** GIVEN RECORDS **
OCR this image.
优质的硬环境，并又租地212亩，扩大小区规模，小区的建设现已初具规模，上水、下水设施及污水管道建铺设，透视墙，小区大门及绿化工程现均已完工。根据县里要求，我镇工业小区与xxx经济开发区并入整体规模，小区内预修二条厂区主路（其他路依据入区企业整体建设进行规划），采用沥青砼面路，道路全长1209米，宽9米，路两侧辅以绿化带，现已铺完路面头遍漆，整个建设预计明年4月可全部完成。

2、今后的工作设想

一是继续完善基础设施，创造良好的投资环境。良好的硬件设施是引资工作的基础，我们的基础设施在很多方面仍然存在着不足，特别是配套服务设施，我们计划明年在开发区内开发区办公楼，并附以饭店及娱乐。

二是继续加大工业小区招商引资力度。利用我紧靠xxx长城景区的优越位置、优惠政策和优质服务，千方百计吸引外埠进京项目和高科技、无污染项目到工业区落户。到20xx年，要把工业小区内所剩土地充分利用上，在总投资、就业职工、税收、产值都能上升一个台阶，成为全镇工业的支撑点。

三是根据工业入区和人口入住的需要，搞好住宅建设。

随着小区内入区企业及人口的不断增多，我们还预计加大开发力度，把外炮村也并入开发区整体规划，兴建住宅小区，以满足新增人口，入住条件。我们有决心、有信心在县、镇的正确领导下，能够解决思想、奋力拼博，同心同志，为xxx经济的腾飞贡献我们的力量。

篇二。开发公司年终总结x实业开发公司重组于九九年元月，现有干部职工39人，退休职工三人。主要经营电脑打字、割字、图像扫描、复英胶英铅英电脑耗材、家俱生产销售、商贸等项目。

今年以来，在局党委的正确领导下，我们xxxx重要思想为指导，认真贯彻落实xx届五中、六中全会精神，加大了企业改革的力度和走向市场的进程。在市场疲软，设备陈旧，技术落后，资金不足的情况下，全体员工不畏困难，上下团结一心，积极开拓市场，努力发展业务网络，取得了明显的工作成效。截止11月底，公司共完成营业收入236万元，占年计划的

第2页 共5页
==
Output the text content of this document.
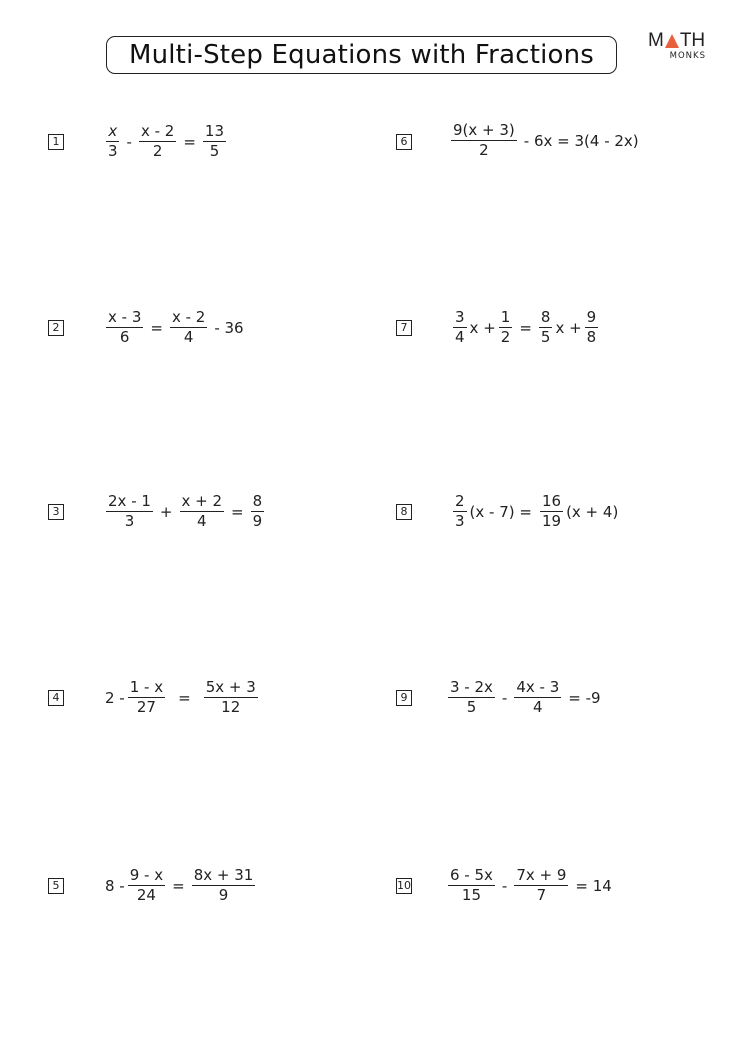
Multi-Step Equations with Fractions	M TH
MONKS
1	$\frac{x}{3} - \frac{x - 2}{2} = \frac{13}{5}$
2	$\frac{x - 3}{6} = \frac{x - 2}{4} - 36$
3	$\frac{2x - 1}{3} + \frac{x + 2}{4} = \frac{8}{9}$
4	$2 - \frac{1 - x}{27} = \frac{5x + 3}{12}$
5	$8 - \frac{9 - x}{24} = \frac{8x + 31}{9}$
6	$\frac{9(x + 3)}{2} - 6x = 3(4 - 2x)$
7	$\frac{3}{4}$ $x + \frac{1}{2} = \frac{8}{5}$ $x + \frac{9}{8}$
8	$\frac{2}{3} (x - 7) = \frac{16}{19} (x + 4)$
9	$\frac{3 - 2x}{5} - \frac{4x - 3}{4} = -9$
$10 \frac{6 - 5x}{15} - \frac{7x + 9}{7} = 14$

** WHAT IS EXPECTED **
Only lines with the word "this" should be collected from the material.

** RESPONSE TO THE TASK **
OCR this image.
Output the text content of this document.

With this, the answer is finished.